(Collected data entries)
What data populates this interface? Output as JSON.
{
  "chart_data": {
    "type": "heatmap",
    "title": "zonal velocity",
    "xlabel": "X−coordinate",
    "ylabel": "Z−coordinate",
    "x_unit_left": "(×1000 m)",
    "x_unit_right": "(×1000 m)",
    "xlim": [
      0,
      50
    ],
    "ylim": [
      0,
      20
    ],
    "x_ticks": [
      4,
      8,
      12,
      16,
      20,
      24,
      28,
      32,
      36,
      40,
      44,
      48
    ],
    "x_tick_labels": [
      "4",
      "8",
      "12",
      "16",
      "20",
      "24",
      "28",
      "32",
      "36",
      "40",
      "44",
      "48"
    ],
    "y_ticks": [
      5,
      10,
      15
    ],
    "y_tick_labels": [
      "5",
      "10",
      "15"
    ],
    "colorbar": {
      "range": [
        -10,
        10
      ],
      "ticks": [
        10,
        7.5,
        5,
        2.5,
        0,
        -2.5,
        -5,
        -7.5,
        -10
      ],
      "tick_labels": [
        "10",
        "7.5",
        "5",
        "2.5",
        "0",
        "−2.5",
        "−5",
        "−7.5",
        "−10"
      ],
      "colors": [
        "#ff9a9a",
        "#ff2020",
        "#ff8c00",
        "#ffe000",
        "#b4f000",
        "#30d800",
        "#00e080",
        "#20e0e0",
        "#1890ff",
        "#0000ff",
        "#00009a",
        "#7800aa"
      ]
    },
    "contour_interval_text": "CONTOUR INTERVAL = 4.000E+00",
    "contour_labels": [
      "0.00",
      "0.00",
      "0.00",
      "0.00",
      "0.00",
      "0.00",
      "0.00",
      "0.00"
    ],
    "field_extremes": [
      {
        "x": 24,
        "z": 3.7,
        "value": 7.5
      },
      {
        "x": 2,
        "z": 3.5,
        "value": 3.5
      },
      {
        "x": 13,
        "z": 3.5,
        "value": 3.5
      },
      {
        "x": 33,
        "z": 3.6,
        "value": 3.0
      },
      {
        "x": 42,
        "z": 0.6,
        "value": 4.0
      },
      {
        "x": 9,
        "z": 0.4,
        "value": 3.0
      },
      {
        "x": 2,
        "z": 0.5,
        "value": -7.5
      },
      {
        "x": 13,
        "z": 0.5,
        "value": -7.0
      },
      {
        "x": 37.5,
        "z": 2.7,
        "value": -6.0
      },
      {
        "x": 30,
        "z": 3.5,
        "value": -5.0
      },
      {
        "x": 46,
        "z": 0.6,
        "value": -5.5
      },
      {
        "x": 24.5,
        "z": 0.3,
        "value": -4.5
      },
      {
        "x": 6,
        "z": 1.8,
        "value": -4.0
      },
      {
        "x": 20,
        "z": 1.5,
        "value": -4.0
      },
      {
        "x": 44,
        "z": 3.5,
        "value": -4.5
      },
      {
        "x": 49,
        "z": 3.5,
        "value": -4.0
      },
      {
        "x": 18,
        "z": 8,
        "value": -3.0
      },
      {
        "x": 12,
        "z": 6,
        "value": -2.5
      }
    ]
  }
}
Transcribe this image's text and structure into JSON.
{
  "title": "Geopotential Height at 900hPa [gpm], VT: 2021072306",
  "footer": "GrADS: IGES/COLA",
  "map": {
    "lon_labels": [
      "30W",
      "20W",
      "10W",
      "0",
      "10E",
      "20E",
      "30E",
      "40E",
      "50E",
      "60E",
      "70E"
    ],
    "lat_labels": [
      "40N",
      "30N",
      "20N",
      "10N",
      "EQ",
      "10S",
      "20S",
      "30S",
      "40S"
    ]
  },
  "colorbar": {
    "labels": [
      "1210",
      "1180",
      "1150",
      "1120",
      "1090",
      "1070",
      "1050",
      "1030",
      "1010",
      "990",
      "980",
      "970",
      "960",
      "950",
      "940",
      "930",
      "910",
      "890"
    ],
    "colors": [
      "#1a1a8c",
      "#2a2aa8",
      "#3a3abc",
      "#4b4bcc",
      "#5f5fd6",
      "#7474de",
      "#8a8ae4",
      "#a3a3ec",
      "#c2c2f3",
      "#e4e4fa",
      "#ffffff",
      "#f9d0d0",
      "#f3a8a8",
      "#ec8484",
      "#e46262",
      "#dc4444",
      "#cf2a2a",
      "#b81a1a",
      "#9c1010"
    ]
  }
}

Stated exercise
Write every line of the material above again, exactly.

Full answer
What data populates this interface? Output as JSON.
{
  "chart_data": {
    "type": "heatmap",
    "title": "zonal velocity",
    "xlabel": "X−coordinate",
    "ylabel": "Z−coordinate",
    "x_unit_left": "(×1000 m)",
    "x_unit_right": "(×1000 m)",
    "xlim": [
      0,
      50
    ],
    "ylim": [
      0,
      20
    ],
    "x_ticks": [
      4,
      8,
      12,
      16,
      20,
      24,
      28,
      32,
      36,
      40,
      44,
      48
    ],
    "x_tick_labels": [
      "4",
      "8",
      "12",
      "16",
      "20",
      "24",
      "28",
      "32",
      "36",
      "40",
      "44",
      "48"
    ],
    "y_ticks": [
      5,
      10,
      15
    ],
    "y_tick_labels": [
      "5",
      "10",
      "15"
    ],
    "colorbar": {
      "range": [
        -10,
        10
      ],
      "ticks": [
        10,
        7.5,
        5,
        2.5,
        0,
        -2.5,
        -5,
        -7.5,
        -10
      ],
      "tick_labels": [
        "10",
        "7.5",
        "5",
        "2.5",
        "0",
        "−2.5",
        "−5",
        "−7.5",
        "−10"
      ],
      "colors": [
        "#ff9a9a",
        "#ff2020",
        "#ff8c00",
        "#ffe000",
        "#b4f000",
        "#30d800",
        "#00e080",
        "#20e0e0",
        "#1890ff",
        "#0000ff",
        "#00009a",
        "#7800aa"
      ]
    },
    "contour_interval_text": "CONTOUR INTERVAL = 4.000E+00",
    "contour_labels": [
      "0.00",
      "0.00",
      "0.00",
      "0.00",
      "0.00",
      "0.00",
      "0.00",
      "0.00"
    ],
    "field_extremes": [
      {
        "x": 24,
        "z": 3.7,
        "value": 7.5
      },
      {
        "x": 2,
        "z": 3.5,
        "value": 3.5
      },
      {
        "x": 13,
        "z": 3.5,
        "value": 3.5
      },
      {
        "x": 33,
        "z": 3.6,
        "value": 3.0
      },
      {
        "x": 42,
        "z": 0.6,
        "value": 4.0
      },
      {
        "x": 9,
        "z": 0.4,
        "value": 3.0
      },
      {
        "x": 2,
        "z": 0.5,
        "value": -7.5
      },
      {
        "x": 13,
        "z": 0.5,
        "value": -7.0
      },
      {
        "x": 37.5,
        "z": 2.7,
        "value": -6.0
      },
      {
        "x": 30,
        "z": 3.5,
        "value": -5.0
      },
      {
        "x": 46,
        "z": 0.6,
        "value": -5.5
      },
      {
        "x": 24.5,
        "z": 0.3,
        "value": -4.5
      },
      {
        "x": 6,
        "z": 1.8,
        "value": -4.0
      },
      {
        "x": 20,
        "z": 1.5,
        "value": -4.0
      },
      {
        "x": 44,
        "z": 3.5,
        "value": -4.5
      },
      {
        "x": 49,
        "z": 3.5,
        "value": -4.0
      },
      {
        "x": 18,
        "z": 8,
        "value": -3.0
      },
      {
        "x": 12,
        "z": 6,
        "value": -2.5
      }
    ]
  }
}
Transcribe this image's text and structure into JSON.
{
  "title": "Geopotential Height at 900hPa [gpm], VT: 2021072306",
  "footer": "GrADS: IGES/COLA",
  "map": {
    "lon_labels": [
      "30W",
      "20W",
      "10W",
      "0",
      "10E",
      "20E",
      "30E",
      "40E",
      "50E",
      "60E",
      "70E"
    ],
    "lat_labels": [
      "40N",
      "30N",
      "20N",
      "10N",
      "EQ",
      "10S",
      "20S",
      "30S",
      "40S"
    ]
  },
  "colorbar": {
    "labels": [
      "1210",
      "1180",
      "1150",
      "1120",
      "1090",
      "1070",
      "1050",
      "1030",
      "1010",
      "990",
      "980",
      "970",
      "960",
      "950",
      "940",
      "930",
      "910",
      "890"
    ],
    "colors": [
      "#1a1a8c",
      "#2a2aa8",
      "#3a3abc",
      "#4b4bcc",
      "#5f5fd6",
      "#7474de",
      "#8a8ae4",
      "#a3a3ec",
      "#c2c2f3",
      "#e4e4fa",
      "#ffffff",
      "#f9d0d0",
      "#f3a8a8",
      "#ec8484",
      "#e46262",
      "#dc4444",
      "#cf2a2a",
      "#b81a1a",
      "#9c1010"
    ]
  }
}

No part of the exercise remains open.